[Raw records]
____

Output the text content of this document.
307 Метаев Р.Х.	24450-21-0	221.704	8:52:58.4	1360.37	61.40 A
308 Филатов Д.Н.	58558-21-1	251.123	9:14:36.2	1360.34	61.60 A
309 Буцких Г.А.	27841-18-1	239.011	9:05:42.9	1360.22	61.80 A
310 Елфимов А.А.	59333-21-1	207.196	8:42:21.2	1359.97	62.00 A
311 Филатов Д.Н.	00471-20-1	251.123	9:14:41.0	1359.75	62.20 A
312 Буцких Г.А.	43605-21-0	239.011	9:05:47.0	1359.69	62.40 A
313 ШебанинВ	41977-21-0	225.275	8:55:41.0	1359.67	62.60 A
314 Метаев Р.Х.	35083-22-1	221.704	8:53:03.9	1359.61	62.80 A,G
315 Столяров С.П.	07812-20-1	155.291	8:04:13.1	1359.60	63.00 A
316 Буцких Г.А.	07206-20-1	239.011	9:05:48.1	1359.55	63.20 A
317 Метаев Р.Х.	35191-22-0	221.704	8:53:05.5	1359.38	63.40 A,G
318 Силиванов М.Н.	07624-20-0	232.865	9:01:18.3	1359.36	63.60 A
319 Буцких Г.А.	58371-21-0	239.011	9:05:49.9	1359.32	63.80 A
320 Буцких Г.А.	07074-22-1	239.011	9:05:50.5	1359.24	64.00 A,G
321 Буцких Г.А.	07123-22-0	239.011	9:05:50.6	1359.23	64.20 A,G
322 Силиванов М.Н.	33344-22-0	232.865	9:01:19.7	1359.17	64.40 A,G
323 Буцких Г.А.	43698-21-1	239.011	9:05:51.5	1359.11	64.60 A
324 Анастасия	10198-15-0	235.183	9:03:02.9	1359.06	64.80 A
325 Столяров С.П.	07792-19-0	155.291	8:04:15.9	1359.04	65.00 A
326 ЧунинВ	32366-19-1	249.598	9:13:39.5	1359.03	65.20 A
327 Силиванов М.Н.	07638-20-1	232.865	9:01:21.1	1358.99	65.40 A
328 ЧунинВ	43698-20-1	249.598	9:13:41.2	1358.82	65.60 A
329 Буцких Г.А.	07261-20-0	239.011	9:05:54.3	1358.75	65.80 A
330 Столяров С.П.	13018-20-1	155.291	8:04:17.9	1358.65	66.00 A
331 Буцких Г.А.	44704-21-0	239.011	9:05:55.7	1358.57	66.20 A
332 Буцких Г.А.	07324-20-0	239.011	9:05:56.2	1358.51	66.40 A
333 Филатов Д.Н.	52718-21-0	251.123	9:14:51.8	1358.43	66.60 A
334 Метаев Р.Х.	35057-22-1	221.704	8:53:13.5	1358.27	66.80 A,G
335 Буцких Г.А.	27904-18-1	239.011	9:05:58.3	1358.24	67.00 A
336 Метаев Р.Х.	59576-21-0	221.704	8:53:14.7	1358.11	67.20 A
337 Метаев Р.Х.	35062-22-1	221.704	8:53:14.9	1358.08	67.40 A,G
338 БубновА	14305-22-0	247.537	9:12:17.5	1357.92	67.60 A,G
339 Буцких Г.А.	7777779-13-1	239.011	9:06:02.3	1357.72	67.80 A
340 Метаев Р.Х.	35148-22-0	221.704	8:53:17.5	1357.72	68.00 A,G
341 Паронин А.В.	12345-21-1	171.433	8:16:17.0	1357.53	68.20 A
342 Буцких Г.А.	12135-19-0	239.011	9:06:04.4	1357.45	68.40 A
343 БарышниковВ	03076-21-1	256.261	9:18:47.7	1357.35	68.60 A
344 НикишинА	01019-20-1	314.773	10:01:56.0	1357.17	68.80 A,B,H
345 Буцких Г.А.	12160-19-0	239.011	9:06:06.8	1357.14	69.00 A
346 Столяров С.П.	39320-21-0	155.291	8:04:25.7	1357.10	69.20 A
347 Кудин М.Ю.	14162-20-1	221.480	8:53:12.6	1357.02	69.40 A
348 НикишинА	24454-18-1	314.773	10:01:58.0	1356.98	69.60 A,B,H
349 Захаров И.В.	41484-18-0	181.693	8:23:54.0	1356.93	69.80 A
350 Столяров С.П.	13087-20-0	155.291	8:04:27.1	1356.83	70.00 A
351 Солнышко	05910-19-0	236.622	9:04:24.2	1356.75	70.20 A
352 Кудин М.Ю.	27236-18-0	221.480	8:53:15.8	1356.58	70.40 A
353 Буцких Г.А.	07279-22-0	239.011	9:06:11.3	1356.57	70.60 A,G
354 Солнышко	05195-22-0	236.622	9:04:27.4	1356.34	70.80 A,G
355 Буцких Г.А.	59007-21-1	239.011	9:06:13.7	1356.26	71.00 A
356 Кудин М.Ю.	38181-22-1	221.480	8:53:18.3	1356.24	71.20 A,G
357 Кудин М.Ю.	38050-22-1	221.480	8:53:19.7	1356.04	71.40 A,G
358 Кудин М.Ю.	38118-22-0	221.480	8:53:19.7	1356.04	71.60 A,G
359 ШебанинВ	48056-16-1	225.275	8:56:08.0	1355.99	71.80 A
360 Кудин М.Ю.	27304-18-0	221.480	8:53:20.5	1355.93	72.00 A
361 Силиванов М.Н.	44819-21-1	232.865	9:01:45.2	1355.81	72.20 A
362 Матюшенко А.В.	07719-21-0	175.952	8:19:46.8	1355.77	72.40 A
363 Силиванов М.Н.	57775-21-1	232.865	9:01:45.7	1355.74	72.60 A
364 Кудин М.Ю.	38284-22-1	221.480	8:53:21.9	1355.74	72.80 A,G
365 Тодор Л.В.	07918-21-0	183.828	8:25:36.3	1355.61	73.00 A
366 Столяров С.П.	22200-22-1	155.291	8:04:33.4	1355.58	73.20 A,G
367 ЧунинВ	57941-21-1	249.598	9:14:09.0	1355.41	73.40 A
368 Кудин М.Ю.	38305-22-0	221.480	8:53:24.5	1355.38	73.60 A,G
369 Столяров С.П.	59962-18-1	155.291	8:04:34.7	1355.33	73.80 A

____

▸ **Instruction**
Give every line of the material again, exactly as it reads.

▸ **Solution below**
Output the text content of this document.
307 Метаев Р.Х.	24450-21-0	221.704	8:52:58.4	1360.37	61.40 A
308 Филатов Д.Н.	58558-21-1	251.123	9:14:36.2	1360.34	61.60 A
309 Буцких Г.А.	27841-18-1	239.011	9:05:42.9	1360.22	61.80 A
310 Елфимов А.А.	59333-21-1	207.196	8:42:21.2	1359.97	62.00 A
311 Филатов Д.Н.	00471-20-1	251.123	9:14:41.0	1359.75	62.20 A
312 Буцких Г.А.	43605-21-0	239.011	9:05:47.0	1359.69	62.40 A
313 ШебанинВ	41977-21-0	225.275	8:55:41.0	1359.67	62.60 A
314 Метаев Р.Х.	35083-22-1	221.704	8:53:03.9	1359.61	62.80 A,G
315 Столяров С.П.	07812-20-1	155.291	8:04:13.1	1359.60	63.00 A
316 Буцких Г.А.	07206-20-1	239.011	9:05:48.1	1359.55	63.20 A
317 Метаев Р.Х.	35191-22-0	221.704	8:53:05.5	1359.38	63.40 A,G
318 Силиванов М.Н.	07624-20-0	232.865	9:01:18.3	1359.36	63.60 A
319 Буцких Г.А.	58371-21-0	239.011	9:05:49.9	1359.32	63.80 A
320 Буцких Г.А.	07074-22-1	239.011	9:05:50.5	1359.24	64.00 A,G
321 Буцких Г.А.	07123-22-0	239.011	9:05:50.6	1359.23	64.20 A,G
322 Силиванов М.Н.	33344-22-0	232.865	9:01:19.7	1359.17	64.40 A,G
323 Буцких Г.А.	43698-21-1	239.011	9:05:51.5	1359.11	64.60 A
324 Анастасия	10198-15-0	235.183	9:03:02.9	1359.06	64.80 A
325 Столяров С.П.	07792-19-0	155.291	8:04:15.9	1359.04	65.00 A
326 ЧунинВ	32366-19-1	249.598	9:13:39.5	1359.03	65.20 A
327 Силиванов М.Н.	07638-20-1	232.865	9:01:21.1	1358.99	65.40 A
328 ЧунинВ	43698-20-1	249.598	9:13:41.2	1358.82	65.60 A
329 Буцких Г.А.	07261-20-0	239.011	9:05:54.3	1358.75	65.80 A
330 Столяров С.П.	13018-20-1	155.291	8:04:17.9	1358.65	66.00 A
331 Буцких Г.А.	44704-21-0	239.011	9:05:55.7	1358.57	66.20 A
332 Буцких Г.А.	07324-20-0	239.011	9:05:56.2	1358.51	66.40 A
333 Филатов Д.Н.	52718-21-0	251.123	9:14:51.8	1358.43	66.60 A
334 Метаев Р.Х.	35057-22-1	221.704	8:53:13.5	1358.27	66.80 A,G
335 Буцких Г.А.	27904-18-1	239.011	9:05:58.3	1358.24	67.00 A
336 Метаев Р.Х.	59576-21-0	221.704	8:53:14.7	1358.11	67.20 A
337 Метаев Р.Х.	35062-22-1	221.704	8:53:14.9	1358.08	67.40 A,G
338 БубновА	14305-22-0	247.537	9:12:17.5	1357.92	67.60 A,G
339 Буцких Г.А.	7777779-13-1	239.011	9:06:02.3	1357.72	67.80 A
340 Метаев Р.Х.	35148-22-0	221.704	8:53:17.5	1357.72	68.00 A,G
341 Паронин А.В.	12345-21-1	171.433	8:16:17.0	1357.53	68.20 A
342 Буцких Г.А.	12135-19-0	239.011	9:06:04.4	1357.45	68.40 A
343 БарышниковВ	03076-21-1	256.261	9:18:47.7	1357.35	68.60 A
344 НикишинА	01019-20-1	314.773	10:01:56.0	1357.17	68.80 A,B,H
345 Буцких Г.А.	12160-19-0	239.011	9:06:06.8	1357.14	69.00 A
346 Столяров С.П.	39320-21-0	155.291	8:04:25.7	1357.10	69.20 A
347 Кудин М.Ю.	14162-20-1	221.480	8:53:12.6	1357.02	69.40 A
348 НикишинА	24454-18-1	314.773	10:01:58.0	1356.98	69.60 A,B,H
349 Захаров И.В.	41484-18-0	181.693	8:23:54.0	1356.93	69.80 A
350 Столяров С.П.	13087-20-0	155.291	8:04:27.1	1356.83	70.00 A
351 Солнышко	05910-19-0	236.622	9:04:24.2	1356.75	70.20 A
352 Кудин М.Ю.	27236-18-0	221.480	8:53:15.8	1356.58	70.40 A
353 Буцких Г.А.	07279-22-0	239.011	9:06:11.3	1356.57	70.60 A,G
354 Солнышко	05195-22-0	236.622	9:04:27.4	1356.34	70.80 A,G
355 Буцких Г.А.	59007-21-1	239.011	9:06:13.7	1356.26	71.00 A
356 Кудин М.Ю.	38181-22-1	221.480	8:53:18.3	1356.24	71.20 A,G
357 Кудин М.Ю.	38050-22-1	221.480	8:53:19.7	1356.04	71.40 A,G
358 Кудин М.Ю.	38118-22-0	221.480	8:53:19.7	1356.04	71.60 A,G
359 ШебанинВ	48056-16-1	225.275	8:56:08.0	1355.99	71.80 A
360 Кудин М.Ю.	27304-18-0	221.480	8:53:20.5	1355.93	72.00 A
361 Силиванов М.Н.	44819-21-1	232.865	9:01:45.2	1355.81	72.20 A
362 Матюшенко А.В.	07719-21-0	175.952	8:19:46.8	1355.77	72.40 A
363 Силиванов М.Н.	57775-21-1	232.865	9:01:45.7	1355.74	72.60 A
364 Кудин М.Ю.	38284-22-1	221.480	8:53:21.9	1355.74	72.80 A,G
365 Тодор Л.В.	07918-21-0	183.828	8:25:36.3	1355.61	73.00 A
366 Столяров С.П.	22200-22-1	155.291	8:04:33.4	1355.58	73.20 A,G
367 ЧунинВ	57941-21-1	249.598	9:14:09.0	1355.41	73.40 A
368 Кудин М.Ю.	38305-22-0	221.480	8:53:24.5	1355.38	73.60 A,G
369 Столяров С.П.	59962-18-1	155.291	8:04:34.7	1355.33	73.80 A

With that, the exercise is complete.